Write out the records again, exactly, leaving none out.

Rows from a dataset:
____________________

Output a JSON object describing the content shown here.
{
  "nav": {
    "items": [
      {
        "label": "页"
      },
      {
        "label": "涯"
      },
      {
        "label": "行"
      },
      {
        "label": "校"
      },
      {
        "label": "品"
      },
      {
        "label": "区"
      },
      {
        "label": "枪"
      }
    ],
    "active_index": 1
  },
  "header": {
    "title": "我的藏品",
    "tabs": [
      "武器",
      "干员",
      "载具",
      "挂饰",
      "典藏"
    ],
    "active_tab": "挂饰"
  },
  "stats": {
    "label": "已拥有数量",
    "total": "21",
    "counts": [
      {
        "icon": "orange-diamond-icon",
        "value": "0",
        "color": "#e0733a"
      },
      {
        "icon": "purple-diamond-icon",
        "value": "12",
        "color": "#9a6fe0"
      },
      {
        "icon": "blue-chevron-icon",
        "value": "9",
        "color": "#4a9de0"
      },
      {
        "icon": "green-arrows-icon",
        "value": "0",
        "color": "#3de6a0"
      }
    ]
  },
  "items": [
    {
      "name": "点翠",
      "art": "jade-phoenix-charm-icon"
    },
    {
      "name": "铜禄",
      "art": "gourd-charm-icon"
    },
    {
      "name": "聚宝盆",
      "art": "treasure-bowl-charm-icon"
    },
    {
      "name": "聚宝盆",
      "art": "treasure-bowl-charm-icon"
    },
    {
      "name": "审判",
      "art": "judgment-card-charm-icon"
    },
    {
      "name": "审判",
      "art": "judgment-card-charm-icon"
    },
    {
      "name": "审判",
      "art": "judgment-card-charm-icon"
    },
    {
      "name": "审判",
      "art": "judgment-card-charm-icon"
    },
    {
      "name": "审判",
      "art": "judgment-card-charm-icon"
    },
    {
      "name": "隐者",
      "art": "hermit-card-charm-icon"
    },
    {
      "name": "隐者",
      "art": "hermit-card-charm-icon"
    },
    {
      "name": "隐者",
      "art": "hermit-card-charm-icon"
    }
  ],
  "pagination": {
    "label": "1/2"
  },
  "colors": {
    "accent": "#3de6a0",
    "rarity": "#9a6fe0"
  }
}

____________________

RESULT BELOW »
Output a JSON object describing the content shown here.
{
  "nav": {
    "items": [
      {
        "label": "页"
      },
      {
        "label": "涯"
      },
      {
        "label": "行"
      },
      {
        "label": "校"
      },
      {
        "label": "品"
      },
      {
        "label": "区"
      },
      {
        "label": "枪"
      }
    ],
    "active_index": 1
  },
  "header": {
    "title": "我的藏品",
    "tabs": [
      "武器",
      "干员",
      "载具",
      "挂饰",
      "典藏"
    ],
    "active_tab": "挂饰"
  },
  "stats": {
    "label": "已拥有数量",
    "total": "21",
    "counts": [
      {
        "icon": "orange-diamond-icon",
        "value": "0",
        "color": "#e0733a"
      },
      {
        "icon": "purple-diamond-icon",
        "value": "12",
        "color": "#9a6fe0"
      },
      {
        "icon": "blue-chevron-icon",
        "value": "9",
        "color": "#4a9de0"
      },
      {
        "icon": "green-arrows-icon",
        "value": "0",
        "color": "#3de6a0"
      }
    ]
  },
  "items": [
    {
      "name": "点翠",
      "art": "jade-phoenix-charm-icon"
    },
    {
      "name": "铜禄",
      "art": "gourd-charm-icon"
    },
    {
      "name": "聚宝盆",
      "art": "treasure-bowl-charm-icon"
    },
    {
      "name": "聚宝盆",
      "art": "treasure-bowl-charm-icon"
    },
    {
      "name": "审判",
      "art": "judgment-card-charm-icon"
    },
    {
      "name": "审判",
      "art": "judgment-card-charm-icon"
    },
    {
      "name": "审判",
      "art": "judgment-card-charm-icon"
    },
    {
      "name": "审判",
      "art": "judgment-card-charm-icon"
    },
    {
      "name": "审判",
      "art": "judgment-card-charm-icon"
    },
    {
      "name": "隐者",
      "art": "hermit-card-charm-icon"
    },
    {
      "name": "隐者",
      "art": "hermit-card-charm-icon"
    },
    {
      "name": "隐者",
      "art": "hermit-card-charm-icon"
    }
  ],
  "pagination": {
    "label": "1/2"
  },
  "colors": {
    "accent": "#3de6a0",
    "rarity": "#9a6fe0"
  }
}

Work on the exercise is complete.